Set down each line of the data below exactly as it stands, dropping the pictures.

━━━ SOURCE RECORDS

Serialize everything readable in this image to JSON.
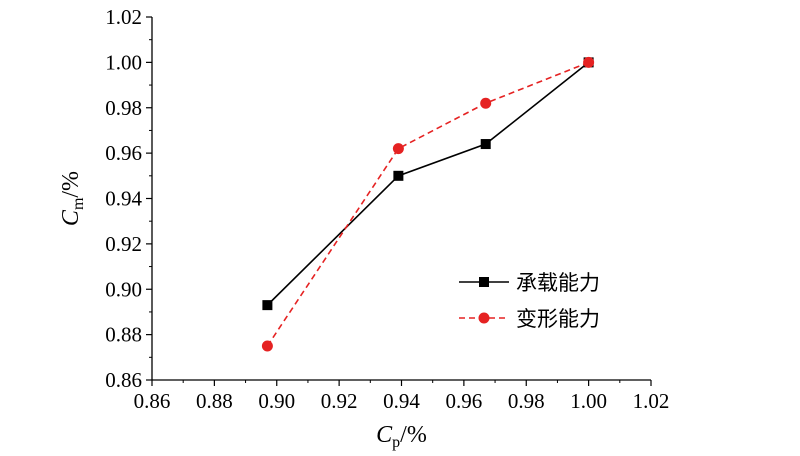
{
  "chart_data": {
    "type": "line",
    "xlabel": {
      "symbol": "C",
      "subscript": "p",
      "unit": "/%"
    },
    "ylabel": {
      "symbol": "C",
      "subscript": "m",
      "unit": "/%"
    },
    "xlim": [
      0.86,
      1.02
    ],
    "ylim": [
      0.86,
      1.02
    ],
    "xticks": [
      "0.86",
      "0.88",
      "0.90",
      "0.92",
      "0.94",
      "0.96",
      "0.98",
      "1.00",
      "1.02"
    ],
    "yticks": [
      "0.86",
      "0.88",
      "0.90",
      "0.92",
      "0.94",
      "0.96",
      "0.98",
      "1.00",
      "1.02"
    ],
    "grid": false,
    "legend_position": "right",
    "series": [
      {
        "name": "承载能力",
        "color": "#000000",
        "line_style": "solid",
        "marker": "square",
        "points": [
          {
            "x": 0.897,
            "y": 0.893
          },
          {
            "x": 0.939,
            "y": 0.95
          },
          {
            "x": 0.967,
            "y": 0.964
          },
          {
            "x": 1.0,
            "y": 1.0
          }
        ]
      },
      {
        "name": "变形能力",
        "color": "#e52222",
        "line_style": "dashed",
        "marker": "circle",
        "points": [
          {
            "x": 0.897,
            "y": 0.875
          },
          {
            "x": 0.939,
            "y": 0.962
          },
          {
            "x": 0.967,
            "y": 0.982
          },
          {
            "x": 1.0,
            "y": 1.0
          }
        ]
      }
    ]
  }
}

━━━━━━

▶ _SOLUTION BELOW_
Serialize everything readable in this image to JSON.
{
  "chart_data": {
    "type": "line",
    "xlabel": {
      "symbol": "C",
      "subscript": "p",
      "unit": "/%"
    },
    "ylabel": {
      "symbol": "C",
      "subscript": "m",
      "unit": "/%"
    },
    "xlim": [
      0.86,
      1.02
    ],
    "ylim": [
      0.86,
      1.02
    ],
    "xticks": [
      "0.86",
      "0.88",
      "0.90",
      "0.92",
      "0.94",
      "0.96",
      "0.98",
      "1.00",
      "1.02"
    ],
    "yticks": [
      "0.86",
      "0.88",
      "0.90",
      "0.92",
      "0.94",
      "0.96",
      "0.98",
      "1.00",
      "1.02"
    ],
    "grid": false,
    "legend_position": "right",
    "series": [
      {
        "name": "承载能力",
        "color": "#000000",
        "line_style": "solid",
        "marker": "square",
        "points": [
          {
            "x": 0.897,
            "y": 0.893
          },
          {
            "x": 0.939,
            "y": 0.95
          },
          {
            "x": 0.967,
            "y": 0.964
          },
          {
            "x": 1.0,
            "y": 1.0
          }
        ]
      },
      {
        "name": "变形能力",
        "color": "#e52222",
        "line_style": "dashed",
        "marker": "circle",
        "points": [
          {
            "x": 0.897,
            "y": 0.875
          },
          {
            "x": 0.939,
            "y": 0.962
          },
          {
            "x": 0.967,
            "y": 0.982
          },
          {
            "x": 1.0,
            "y": 1.0
          }
        ]
      }
    ]
  }
}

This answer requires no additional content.